**Material for the task:**
┄┄┄┄┄┄┄┄┄┄┄┄┄┄┄┄┄┄┄┄

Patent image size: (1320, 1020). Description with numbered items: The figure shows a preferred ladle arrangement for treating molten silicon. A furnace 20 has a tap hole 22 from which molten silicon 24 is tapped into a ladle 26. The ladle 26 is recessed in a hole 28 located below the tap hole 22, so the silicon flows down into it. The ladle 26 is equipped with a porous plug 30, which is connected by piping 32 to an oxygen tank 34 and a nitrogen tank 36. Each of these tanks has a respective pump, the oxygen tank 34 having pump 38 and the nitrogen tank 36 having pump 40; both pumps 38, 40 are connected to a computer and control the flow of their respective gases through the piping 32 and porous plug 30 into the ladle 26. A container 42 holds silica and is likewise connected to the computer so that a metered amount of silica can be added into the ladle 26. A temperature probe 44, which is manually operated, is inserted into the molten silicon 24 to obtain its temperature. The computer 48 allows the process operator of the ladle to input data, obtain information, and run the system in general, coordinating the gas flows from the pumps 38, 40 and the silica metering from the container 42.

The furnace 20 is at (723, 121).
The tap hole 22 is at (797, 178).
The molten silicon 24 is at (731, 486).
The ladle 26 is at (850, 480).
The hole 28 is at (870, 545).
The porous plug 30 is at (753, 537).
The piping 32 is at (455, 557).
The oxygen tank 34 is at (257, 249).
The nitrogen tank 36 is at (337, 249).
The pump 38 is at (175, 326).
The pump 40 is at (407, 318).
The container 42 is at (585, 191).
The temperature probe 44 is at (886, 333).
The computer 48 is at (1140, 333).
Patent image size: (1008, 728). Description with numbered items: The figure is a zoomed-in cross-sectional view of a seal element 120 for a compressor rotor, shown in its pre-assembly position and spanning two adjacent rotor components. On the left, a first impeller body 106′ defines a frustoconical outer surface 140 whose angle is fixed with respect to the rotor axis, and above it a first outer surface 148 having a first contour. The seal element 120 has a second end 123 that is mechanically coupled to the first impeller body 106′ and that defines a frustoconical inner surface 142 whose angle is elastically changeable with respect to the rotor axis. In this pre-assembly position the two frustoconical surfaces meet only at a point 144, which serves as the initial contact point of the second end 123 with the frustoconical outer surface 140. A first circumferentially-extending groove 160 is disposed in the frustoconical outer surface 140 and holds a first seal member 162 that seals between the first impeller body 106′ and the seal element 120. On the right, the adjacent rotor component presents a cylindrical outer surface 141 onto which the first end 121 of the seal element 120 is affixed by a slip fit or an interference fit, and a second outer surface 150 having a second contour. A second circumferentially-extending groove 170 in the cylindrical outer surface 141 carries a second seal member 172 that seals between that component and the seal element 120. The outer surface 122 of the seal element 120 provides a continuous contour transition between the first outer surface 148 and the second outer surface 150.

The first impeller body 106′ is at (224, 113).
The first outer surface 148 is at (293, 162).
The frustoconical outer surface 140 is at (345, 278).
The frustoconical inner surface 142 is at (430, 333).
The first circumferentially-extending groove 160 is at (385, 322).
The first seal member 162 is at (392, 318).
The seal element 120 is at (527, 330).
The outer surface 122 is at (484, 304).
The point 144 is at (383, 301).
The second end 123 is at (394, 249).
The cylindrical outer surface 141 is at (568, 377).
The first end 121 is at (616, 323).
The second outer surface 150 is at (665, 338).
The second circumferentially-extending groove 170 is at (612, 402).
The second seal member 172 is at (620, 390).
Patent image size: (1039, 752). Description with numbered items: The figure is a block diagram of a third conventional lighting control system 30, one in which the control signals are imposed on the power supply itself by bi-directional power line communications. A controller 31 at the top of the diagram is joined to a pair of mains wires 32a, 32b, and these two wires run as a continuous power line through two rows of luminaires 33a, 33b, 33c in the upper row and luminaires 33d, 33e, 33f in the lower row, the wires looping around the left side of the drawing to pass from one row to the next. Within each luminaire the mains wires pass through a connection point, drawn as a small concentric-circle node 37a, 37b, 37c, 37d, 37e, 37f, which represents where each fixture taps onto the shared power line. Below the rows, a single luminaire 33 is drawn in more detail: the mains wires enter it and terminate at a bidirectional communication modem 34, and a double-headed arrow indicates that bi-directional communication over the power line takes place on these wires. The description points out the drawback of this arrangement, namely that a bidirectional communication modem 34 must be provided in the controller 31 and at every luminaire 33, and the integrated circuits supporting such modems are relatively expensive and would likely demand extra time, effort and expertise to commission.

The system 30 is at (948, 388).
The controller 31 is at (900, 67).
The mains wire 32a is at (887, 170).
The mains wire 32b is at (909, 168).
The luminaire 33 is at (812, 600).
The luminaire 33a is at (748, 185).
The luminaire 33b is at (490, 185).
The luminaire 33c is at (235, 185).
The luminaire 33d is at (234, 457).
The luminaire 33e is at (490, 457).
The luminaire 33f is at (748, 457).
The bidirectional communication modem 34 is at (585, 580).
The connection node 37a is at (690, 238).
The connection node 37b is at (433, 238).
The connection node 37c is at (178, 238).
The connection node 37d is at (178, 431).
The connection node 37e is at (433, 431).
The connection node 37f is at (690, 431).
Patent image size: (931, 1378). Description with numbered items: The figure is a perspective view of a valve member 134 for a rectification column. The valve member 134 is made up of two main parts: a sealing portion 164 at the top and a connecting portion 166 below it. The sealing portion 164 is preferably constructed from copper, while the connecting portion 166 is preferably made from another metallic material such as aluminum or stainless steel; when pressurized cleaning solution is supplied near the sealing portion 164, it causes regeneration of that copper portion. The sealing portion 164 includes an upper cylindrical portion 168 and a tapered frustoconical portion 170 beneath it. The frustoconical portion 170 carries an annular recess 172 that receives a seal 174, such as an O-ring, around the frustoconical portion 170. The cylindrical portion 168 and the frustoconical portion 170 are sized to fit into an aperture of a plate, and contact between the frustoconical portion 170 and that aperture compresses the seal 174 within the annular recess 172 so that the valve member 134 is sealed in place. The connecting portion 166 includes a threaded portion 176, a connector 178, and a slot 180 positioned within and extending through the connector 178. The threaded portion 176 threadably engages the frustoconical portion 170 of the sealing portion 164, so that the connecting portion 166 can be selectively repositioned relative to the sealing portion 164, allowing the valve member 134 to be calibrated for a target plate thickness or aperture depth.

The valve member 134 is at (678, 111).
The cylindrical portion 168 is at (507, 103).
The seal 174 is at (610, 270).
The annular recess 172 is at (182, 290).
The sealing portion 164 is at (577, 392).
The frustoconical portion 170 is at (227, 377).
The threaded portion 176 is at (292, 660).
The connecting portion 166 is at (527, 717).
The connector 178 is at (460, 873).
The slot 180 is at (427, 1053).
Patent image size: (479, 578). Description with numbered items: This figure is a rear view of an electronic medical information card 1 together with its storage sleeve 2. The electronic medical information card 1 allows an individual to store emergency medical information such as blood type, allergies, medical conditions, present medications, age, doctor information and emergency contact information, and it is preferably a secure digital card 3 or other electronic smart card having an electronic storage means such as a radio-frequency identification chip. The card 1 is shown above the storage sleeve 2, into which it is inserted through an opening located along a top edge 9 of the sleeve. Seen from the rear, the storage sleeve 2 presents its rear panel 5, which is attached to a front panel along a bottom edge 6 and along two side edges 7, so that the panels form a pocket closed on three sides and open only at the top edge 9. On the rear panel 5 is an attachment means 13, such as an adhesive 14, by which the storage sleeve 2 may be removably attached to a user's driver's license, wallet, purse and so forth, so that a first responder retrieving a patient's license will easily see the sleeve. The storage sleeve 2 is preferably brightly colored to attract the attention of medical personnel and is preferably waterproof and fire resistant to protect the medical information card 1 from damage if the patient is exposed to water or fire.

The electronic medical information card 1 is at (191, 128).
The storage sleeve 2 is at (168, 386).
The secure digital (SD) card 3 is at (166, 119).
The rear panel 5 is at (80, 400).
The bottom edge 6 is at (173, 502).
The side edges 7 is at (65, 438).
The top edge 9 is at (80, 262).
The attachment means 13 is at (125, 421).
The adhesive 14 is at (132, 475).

┄┄┄┄┄┄┄┄┄┄┄┄┄┄┄┄┄┄┄┄

**What to produce:**
Can you write out all of the items above again, word for word and unchanged?

**Exercise result:**
Patent image size: (1320, 1020). Description with numbered items: The figure shows a preferred ladle arrangement for treating molten silicon. A furnace 20 has a tap hole 22 from which molten silicon 24 is tapped into a ladle 26. The ladle 26 is recessed in a hole 28 located below the tap hole 22, so the silicon flows down into it. The ladle 26 is equipped with a porous plug 30, which is connected by piping 32 to an oxygen tank 34 and a nitrogen tank 36. Each of these tanks has a respective pump, the oxygen tank 34 having pump 38 and the nitrogen tank 36 having pump 40; both pumps 38, 40 are connected to a computer and control the flow of their respective gases through the piping 32 and porous plug 30 into the ladle 26. A container 42 holds silica and is likewise connected to the computer so that a metered amount of silica can be added into the ladle 26. A temperature probe 44, which is manually operated, is inserted into the molten silicon 24 to obtain its temperature. The computer 48 allows the process operator of the ladle to input data, obtain information, and run the system in general, coordinating the gas flows from the pumps 38, 40 and the silica metering from the container 42.

The furnace 20 is at (723, 121).
The tap hole 22 is at (797, 178).
The molten silicon 24 is at (731, 486).
The ladle 26 is at (850, 480).
The hole 28 is at (870, 545).
The porous plug 30 is at (753, 537).
The piping 32 is at (455, 557).
The oxygen tank 34 is at (257, 249).
The nitrogen tank 36 is at (337, 249).
The pump 38 is at (175, 326).
The pump 40 is at (407, 318).
The container 42 is at (585, 191).
The temperature probe 44 is at (886, 333).
The computer 48 is at (1140, 333).
Patent image size: (1008, 728). Description with numbered items: The figure is a zoomed-in cross-sectional view of a seal element 120 for a compressor rotor, shown in its pre-assembly position and spanning two adjacent rotor components. On the left, a first impeller body 106′ defines a frustoconical outer surface 140 whose angle is fixed with respect to the rotor axis, and above it a first outer surface 148 having a first contour. The seal element 120 has a second end 123 that is mechanically coupled to the first impeller body 106′ and that defines a frustoconical inner surface 142 whose angle is elastically changeable with respect to the rotor axis. In this pre-assembly position the two frustoconical surfaces meet only at a point 144, which serves as the initial contact point of the second end 123 with the frustoconical outer surface 140. A first circumferentially-extending groove 160 is disposed in the frustoconical outer surface 140 and holds a first seal member 162 that seals between the first impeller body 106′ and the seal element 120. On the right, the adjacent rotor component presents a cylindrical outer surface 141 onto which the first end 121 of the seal element 120 is affixed by a slip fit or an interference fit, and a second outer surface 150 having a second contour. A second circumferentially-extending groove 170 in the cylindrical outer surface 141 carries a second seal member 172 that seals between that component and the seal element 120. The outer surface 122 of the seal element 120 provides a continuous contour transition between the first outer surface 148 and the second outer surface 150.

The first impeller body 106′ is at (224, 113).
The first outer surface 148 is at (293, 162).
The frustoconical outer surface 140 is at (345, 278).
The frustoconical inner surface 142 is at (430, 333).
The first circumferentially-extending groove 160 is at (385, 322).
The first seal member 162 is at (392, 318).
The seal element 120 is at (527, 330).
The outer surface 122 is at (484, 304).
The point 144 is at (383, 301).
The second end 123 is at (394, 249).
The cylindrical outer surface 141 is at (568, 377).
The first end 121 is at (616, 323).
The second outer surface 150 is at (665, 338).
The second circumferentially-extending groove 170 is at (612, 402).
The second seal member 172 is at (620, 390).
Patent image size: (1039, 752). Description with numbered items: The figure is a block diagram of a third conventional lighting control system 30, one in which the control signals are imposed on the power supply itself by bi-directional power line communications. A controller 31 at the top of the diagram is joined to a pair of mains wires 32a, 32b, and these two wires run as a continuous power line through two rows of luminaires 33a, 33b, 33c in the upper row and luminaires 33d, 33e, 33f in the lower row, the wires looping around the left side of the drawing to pass from one row to the next. Within each luminaire the mains wires pass through a connection point, drawn as a small concentric-circle node 37a, 37b, 37c, 37d, 37e, 37f, which represents where each fixture taps onto the shared power line. Below the rows, a single luminaire 33 is drawn in more detail: the mains wires enter it and terminate at a bidirectional communication modem 34, and a double-headed arrow indicates that bi-directional communication over the power line takes place on these wires. The description points out the drawback of this arrangement, namely that a bidirectional communication modem 34 must be provided in the controller 31 and at every luminaire 33, and the integrated circuits supporting such modems are relatively expensive and would likely demand extra time, effort and expertise to commission.

The system 30 is at (948, 388).
The controller 31 is at (900, 67).
The mains wire 32a is at (887, 170).
The mains wire 32b is at (909, 168).
The luminaire 33 is at (812, 600).
The luminaire 33a is at (748, 185).
The luminaire 33b is at (490, 185).
The luminaire 33c is at (235, 185).
The luminaire 33d is at (234, 457).
The luminaire 33e is at (490, 457).
The luminaire 33f is at (748, 457).
The bidirectional communication modem 34 is at (585, 580).
The connection node 37a is at (690, 238).
The connection node 37b is at (433, 238).
The connection node 37c is at (178, 238).
The connection node 37d is at (178, 431).
The connection node 37e is at (433, 431).
The connection node 37f is at (690, 431).
Patent image size: (931, 1378). Description with numbered items: The figure is a perspective view of a valve member 134 for a rectification column. The valve member 134 is made up of two main parts: a sealing portion 164 at the top and a connecting portion 166 below it. The sealing portion 164 is preferably constructed from copper, while the connecting portion 166 is preferably made from another metallic material such as aluminum or stainless steel; when pressurized cleaning solution is supplied near the sealing portion 164, it causes regeneration of that copper portion. The sealing portion 164 includes an upper cylindrical portion 168 and a tapered frustoconical portion 170 beneath it. The frustoconical portion 170 carries an annular recess 172 that receives a seal 174, such as an O-ring, around the frustoconical portion 170. The cylindrical portion 168 and the frustoconical portion 170 are sized to fit into an aperture of a plate, and contact between the frustoconical portion 170 and that aperture compresses the seal 174 within the annular recess 172 so that the valve member 134 is sealed in place. The connecting portion 166 includes a threaded portion 176, a connector 178, and a slot 180 positioned within and extending through the connector 178. The threaded portion 176 threadably engages the frustoconical portion 170 of the sealing portion 164, so that the connecting portion 166 can be selectively repositioned relative to the sealing portion 164, allowing the valve member 134 to be calibrated for a target plate thickness or aperture depth.

The valve member 134 is at (678, 111).
The cylindrical portion 168 is at (507, 103).
The seal 174 is at (610, 270).
The annular recess 172 is at (182, 290).
The sealing portion 164 is at (577, 392).
The frustoconical portion 170 is at (227, 377).
The threaded portion 176 is at (292, 660).
The connecting portion 166 is at (527, 717).
The connector 178 is at (460, 873).
The slot 180 is at (427, 1053).
Patent image size: (479, 578). Description with numbered items: This figure is a rear view of an electronic medical information card 1 together with its storage sleeve 2. The electronic medical information card 1 allows an individual to store emergency medical information such as blood type, allergies, medical conditions, present medications, age, doctor information and emergency contact information, and it is preferably a secure digital card 3 or other electronic smart card having an electronic storage means such as a radio-frequency identification chip. The card 1 is shown above the storage sleeve 2, into which it is inserted through an opening located along a top edge 9 of the sleeve. Seen from the rear, the storage sleeve 2 presents its rear panel 5, which is attached to a front panel along a bottom edge 6 and along two side edges 7, so that the panels form a pocket closed on three sides and open only at the top edge 9. On the rear panel 5 is an attachment means 13, such as an adhesive 14, by which the storage sleeve 2 may be removably attached to a user's driver's license, wallet, purse and so forth, so that a first responder retrieving a patient's license will easily see the sleeve. The storage sleeve 2 is preferably brightly colored to attract the attention of medical personnel and is preferably waterproof and fire resistant to protect the medical information card 1 from damage if the patient is exposed to water or fire.

The electronic medical information card 1 is at (191, 128).
The storage sleeve 2 is at (168, 386).
The secure digital (SD) card 3 is at (166, 119).
The rear panel 5 is at (80, 400).
The bottom edge 6 is at (173, 502).
The side edges 7 is at (65, 438).
The top edge 9 is at (80, 262).
The attachment means 13 is at (125, 421).
The adhesive 14 is at (132, 475).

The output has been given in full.